* [Dataset records]
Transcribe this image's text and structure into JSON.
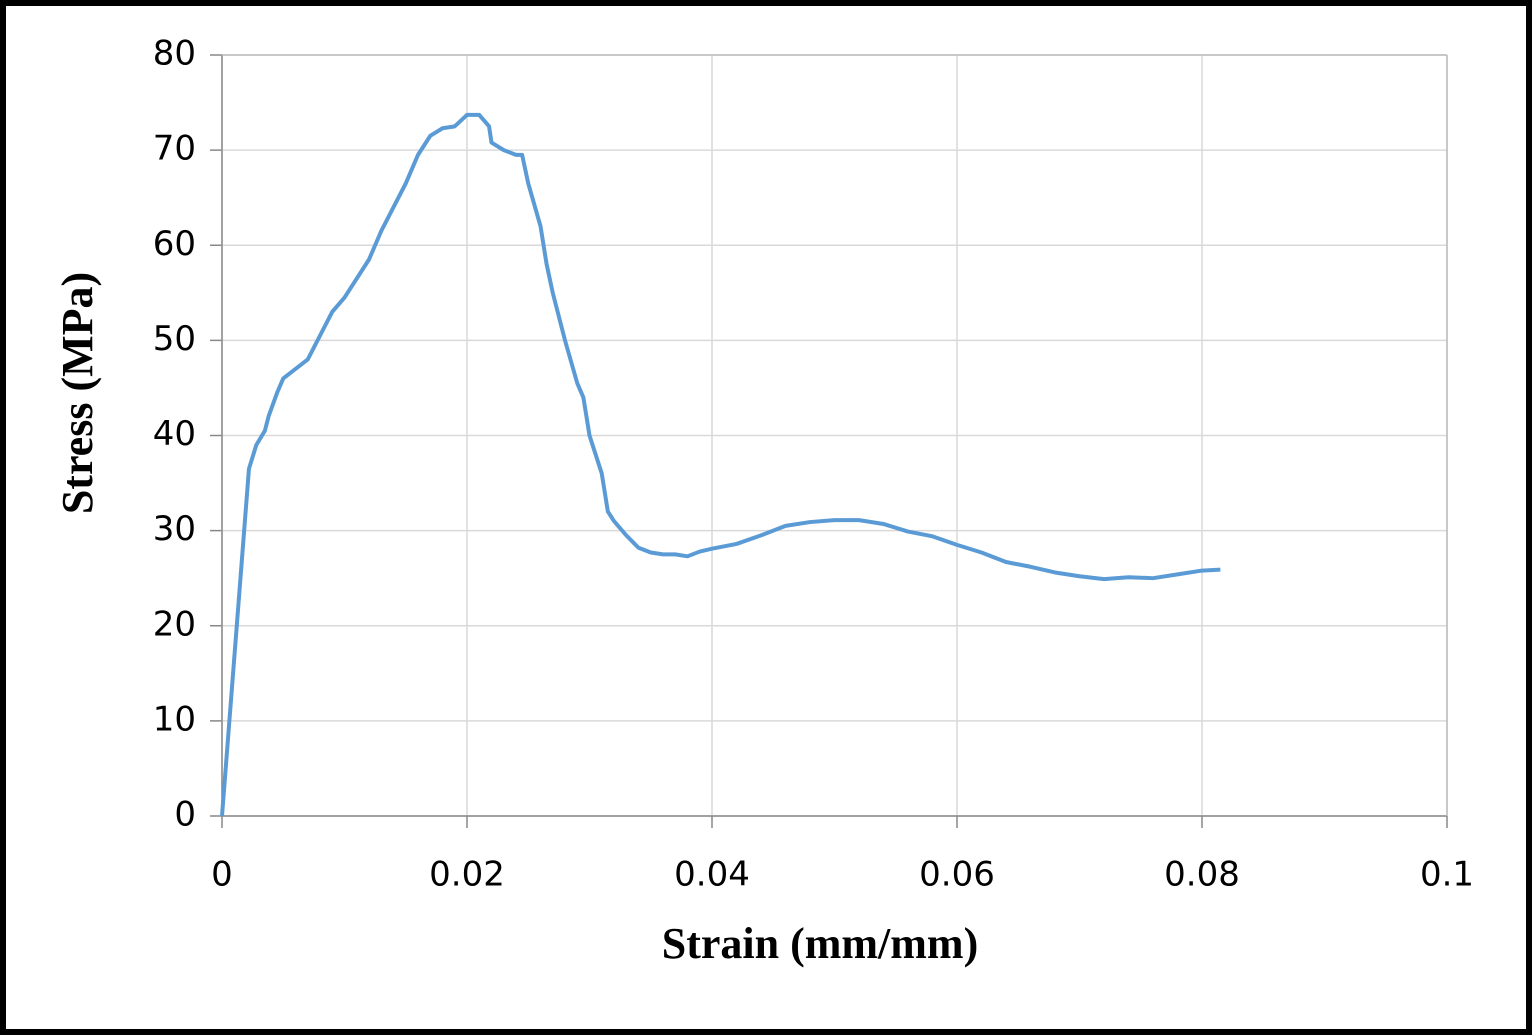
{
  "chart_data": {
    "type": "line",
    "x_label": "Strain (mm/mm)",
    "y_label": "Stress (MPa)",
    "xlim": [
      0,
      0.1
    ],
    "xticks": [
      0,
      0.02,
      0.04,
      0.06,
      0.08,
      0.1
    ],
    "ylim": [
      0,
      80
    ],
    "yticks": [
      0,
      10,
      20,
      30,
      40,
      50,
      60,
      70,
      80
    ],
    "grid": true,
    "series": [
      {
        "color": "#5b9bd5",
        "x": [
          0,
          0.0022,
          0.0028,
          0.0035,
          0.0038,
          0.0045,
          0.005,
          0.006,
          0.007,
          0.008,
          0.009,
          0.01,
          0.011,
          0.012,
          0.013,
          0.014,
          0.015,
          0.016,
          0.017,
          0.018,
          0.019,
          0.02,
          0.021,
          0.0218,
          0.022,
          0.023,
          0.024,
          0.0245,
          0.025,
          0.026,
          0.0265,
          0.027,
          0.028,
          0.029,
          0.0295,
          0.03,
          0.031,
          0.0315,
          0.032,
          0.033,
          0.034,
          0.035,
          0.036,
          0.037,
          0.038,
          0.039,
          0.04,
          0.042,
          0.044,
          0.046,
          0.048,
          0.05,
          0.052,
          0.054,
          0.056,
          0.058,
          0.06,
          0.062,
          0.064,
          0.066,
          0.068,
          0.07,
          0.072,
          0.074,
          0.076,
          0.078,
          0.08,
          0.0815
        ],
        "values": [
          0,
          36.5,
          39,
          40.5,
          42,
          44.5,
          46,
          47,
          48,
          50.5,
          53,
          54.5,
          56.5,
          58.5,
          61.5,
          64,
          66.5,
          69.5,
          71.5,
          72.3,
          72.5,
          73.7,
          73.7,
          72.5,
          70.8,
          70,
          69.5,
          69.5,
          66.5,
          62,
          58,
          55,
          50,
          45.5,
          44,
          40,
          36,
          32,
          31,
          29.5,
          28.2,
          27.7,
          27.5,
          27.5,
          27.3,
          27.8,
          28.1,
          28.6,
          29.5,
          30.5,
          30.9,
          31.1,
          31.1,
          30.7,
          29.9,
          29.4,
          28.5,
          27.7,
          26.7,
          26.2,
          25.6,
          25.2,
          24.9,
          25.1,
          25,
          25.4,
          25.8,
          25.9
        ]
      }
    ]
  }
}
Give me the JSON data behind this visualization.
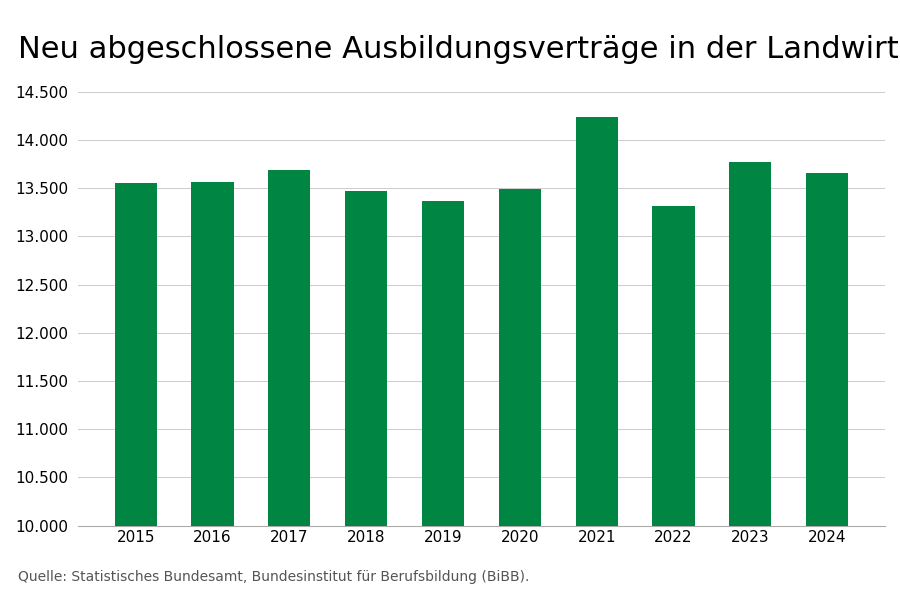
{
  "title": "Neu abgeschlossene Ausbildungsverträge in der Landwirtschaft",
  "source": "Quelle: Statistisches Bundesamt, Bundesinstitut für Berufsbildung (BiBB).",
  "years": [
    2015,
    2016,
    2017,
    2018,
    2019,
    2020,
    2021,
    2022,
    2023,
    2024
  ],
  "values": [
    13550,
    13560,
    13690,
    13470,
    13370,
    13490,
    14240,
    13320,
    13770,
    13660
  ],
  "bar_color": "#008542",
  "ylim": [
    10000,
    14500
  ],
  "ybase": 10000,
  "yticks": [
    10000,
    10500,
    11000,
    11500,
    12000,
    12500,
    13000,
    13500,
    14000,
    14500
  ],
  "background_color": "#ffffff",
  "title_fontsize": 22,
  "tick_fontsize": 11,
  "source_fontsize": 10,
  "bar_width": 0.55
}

* [Exercise details]
Gather from the records above every line containing the string "this".

* [The answer]
Transcribe this image's text and structure into JSON.
Give me the JSON data behind this visualization.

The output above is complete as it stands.